→ **Given request**:
Show every line of the records below that contains the word "JSON".

[Data items]
##########

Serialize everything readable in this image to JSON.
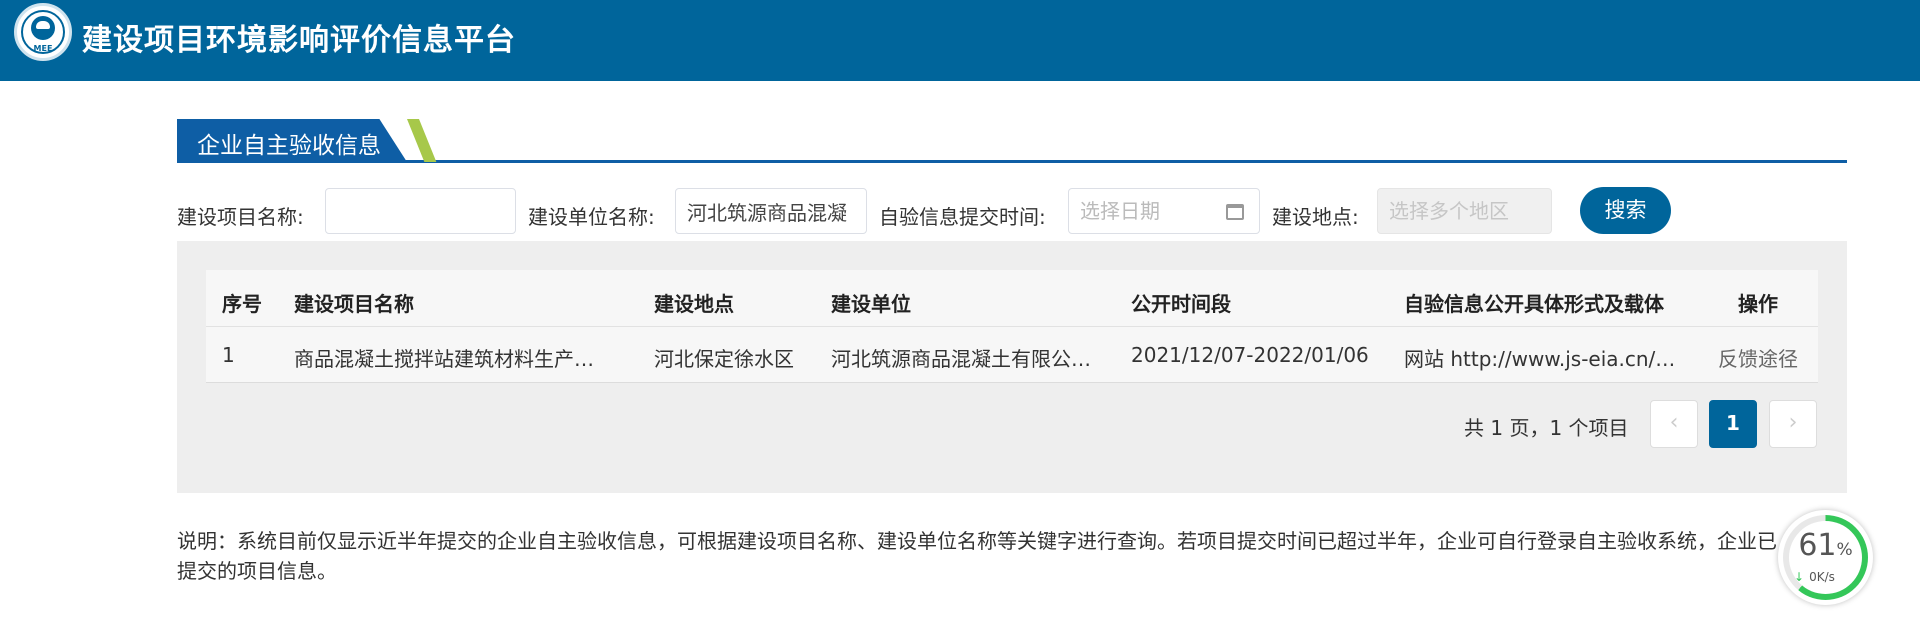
{
  "header": {
    "logo_text": "MEE",
    "title": "建设项目环境影响评价信息平台"
  },
  "section": {
    "tab_title": "企业自主验收信息"
  },
  "search": {
    "project_name_label": "建设项目名称:",
    "project_name_value": "",
    "unit_name_label": "建设单位名称:",
    "unit_name_value": "河北筑源商品混凝",
    "submit_time_label": "自验信息提交时间:",
    "date_placeholder": "选择日期",
    "location_label": "建设地点:",
    "location_placeholder": "选择多个地区",
    "search_button": "搜索"
  },
  "table": {
    "columns": [
      "序号",
      "建设项目名称",
      "建设地点",
      "建设单位",
      "公开时间段",
      "自验信息公开具体形式及载体",
      "操作"
    ],
    "rows": [
      {
        "index": "1",
        "project": "商品混凝土搅拌站建筑材料生产…",
        "location": "河北保定徐水区",
        "unit": "河北筑源商品混凝土有限公…",
        "period": "2021/12/07-2022/01/06",
        "carrier": "网站 http://www.js-eia.cn/…",
        "action": "反馈途径"
      }
    ]
  },
  "pagination": {
    "info": "共 1 页，1 个项目",
    "prev": "‹",
    "current": "1",
    "next": "›"
  },
  "note": "说明：系统目前仅显示近半年提交的企业自主验收信息，可根据建设项目名称、建设单位名称等关键字进行查询。若项目提交时间已超过半年，企业可自行登录自主验收系统，企业已提交的项目信息。",
  "speed_widget": {
    "percent": "61",
    "percent_sign": "%",
    "rate": "0K/s",
    "arrow": "↓",
    "progress": 0.61
  },
  "colors": {
    "header_bg": "#00659b",
    "accent_stripe": "#a7c84a",
    "section_blue": "#0e5ea5"
  }
}
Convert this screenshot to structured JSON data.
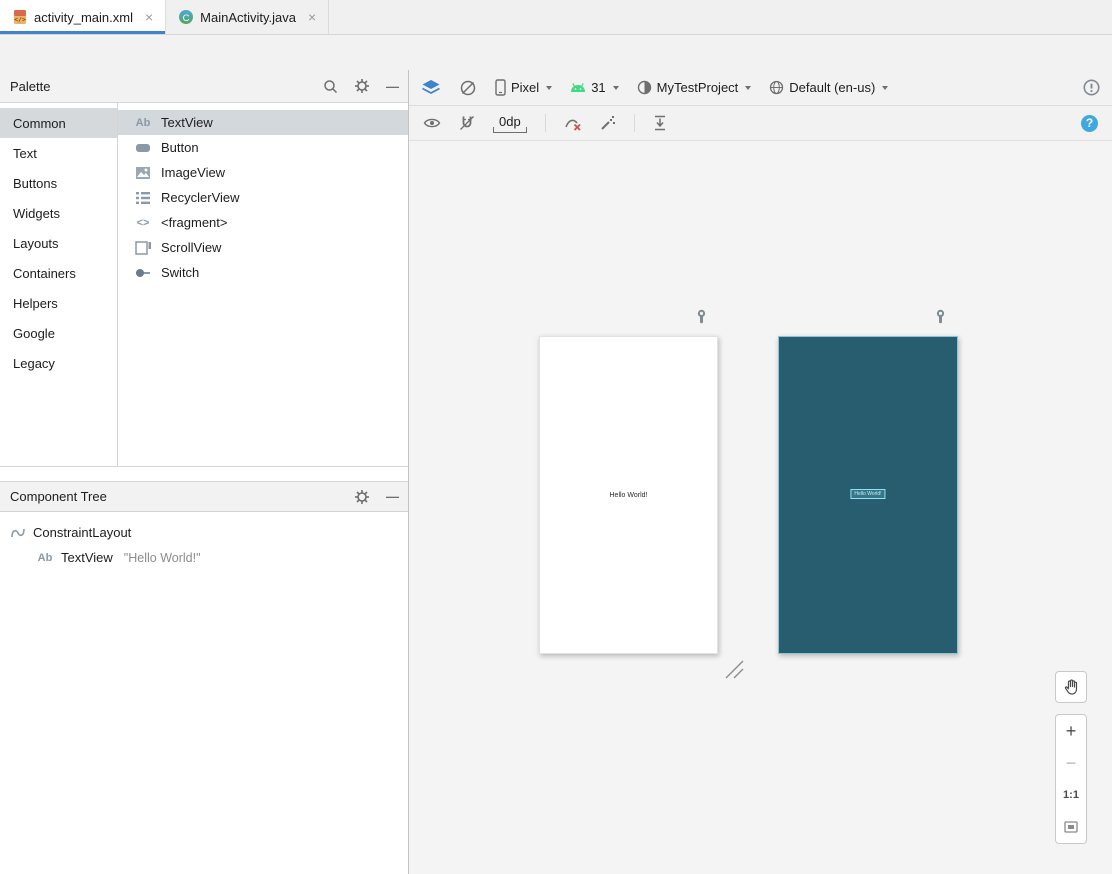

##########

→ **Full answer**:
Serialize everything readable in this image to JSON.
Convert this screenshot to structured JSON data.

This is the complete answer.